Data items:
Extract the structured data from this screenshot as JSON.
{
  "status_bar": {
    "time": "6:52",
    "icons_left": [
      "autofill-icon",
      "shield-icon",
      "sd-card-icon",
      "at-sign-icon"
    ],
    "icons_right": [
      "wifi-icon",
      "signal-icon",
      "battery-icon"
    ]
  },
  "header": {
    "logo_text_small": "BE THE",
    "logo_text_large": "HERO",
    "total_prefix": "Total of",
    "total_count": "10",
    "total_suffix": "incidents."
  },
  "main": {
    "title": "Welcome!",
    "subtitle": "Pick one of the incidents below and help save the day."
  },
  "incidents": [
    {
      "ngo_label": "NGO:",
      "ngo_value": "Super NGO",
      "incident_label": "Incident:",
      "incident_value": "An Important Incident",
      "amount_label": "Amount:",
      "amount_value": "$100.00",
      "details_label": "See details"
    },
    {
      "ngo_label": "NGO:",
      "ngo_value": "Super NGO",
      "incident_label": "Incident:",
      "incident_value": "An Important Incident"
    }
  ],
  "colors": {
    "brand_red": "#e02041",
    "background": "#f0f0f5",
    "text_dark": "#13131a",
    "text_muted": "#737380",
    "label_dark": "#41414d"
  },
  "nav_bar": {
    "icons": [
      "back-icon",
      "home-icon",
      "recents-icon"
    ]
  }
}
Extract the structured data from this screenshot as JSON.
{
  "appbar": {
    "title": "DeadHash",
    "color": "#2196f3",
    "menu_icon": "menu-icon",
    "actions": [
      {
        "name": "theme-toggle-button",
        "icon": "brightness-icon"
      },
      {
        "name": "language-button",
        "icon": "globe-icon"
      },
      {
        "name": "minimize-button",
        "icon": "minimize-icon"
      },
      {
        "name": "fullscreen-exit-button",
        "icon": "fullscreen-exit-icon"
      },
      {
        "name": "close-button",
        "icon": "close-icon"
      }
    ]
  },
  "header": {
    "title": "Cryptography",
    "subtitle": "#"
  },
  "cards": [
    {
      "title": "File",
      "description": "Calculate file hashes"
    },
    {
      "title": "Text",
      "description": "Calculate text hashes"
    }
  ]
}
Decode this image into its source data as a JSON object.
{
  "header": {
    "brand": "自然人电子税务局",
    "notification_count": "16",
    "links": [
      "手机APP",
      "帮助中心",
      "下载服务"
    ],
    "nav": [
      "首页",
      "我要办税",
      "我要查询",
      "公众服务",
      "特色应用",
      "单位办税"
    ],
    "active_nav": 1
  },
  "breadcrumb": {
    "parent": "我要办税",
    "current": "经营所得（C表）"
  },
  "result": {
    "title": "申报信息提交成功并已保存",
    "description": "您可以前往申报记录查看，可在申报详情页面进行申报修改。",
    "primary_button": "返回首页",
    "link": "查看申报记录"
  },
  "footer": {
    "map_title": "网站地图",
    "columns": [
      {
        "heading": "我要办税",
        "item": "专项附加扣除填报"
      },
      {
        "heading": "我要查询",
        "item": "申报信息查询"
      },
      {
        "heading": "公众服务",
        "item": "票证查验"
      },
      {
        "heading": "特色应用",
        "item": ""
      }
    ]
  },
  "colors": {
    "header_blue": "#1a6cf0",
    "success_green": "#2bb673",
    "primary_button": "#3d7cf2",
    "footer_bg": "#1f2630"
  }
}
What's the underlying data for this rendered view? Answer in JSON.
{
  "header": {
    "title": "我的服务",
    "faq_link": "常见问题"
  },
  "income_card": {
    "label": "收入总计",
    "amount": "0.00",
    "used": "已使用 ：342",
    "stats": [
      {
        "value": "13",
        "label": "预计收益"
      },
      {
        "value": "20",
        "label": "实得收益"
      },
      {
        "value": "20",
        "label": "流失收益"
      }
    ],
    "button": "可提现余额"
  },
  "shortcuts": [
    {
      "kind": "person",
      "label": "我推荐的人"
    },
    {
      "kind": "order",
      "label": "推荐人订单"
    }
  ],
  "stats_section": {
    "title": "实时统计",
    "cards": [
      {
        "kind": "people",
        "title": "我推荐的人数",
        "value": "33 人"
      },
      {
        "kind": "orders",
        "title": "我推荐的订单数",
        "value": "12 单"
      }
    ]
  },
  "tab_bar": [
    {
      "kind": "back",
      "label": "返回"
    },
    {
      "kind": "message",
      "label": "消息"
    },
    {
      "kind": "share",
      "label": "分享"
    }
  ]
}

:: Problem to work on ::
Search the lines for the string "JSON" and copy every line that has it.

:: Solution to this problem ::
Extract the structured data from this screenshot as JSON.
Extract the structured data from this screenshot as JSON.
Decode this image into its source data as a JSON object.
What's the underlying data for this rendered view? Answer in JSON.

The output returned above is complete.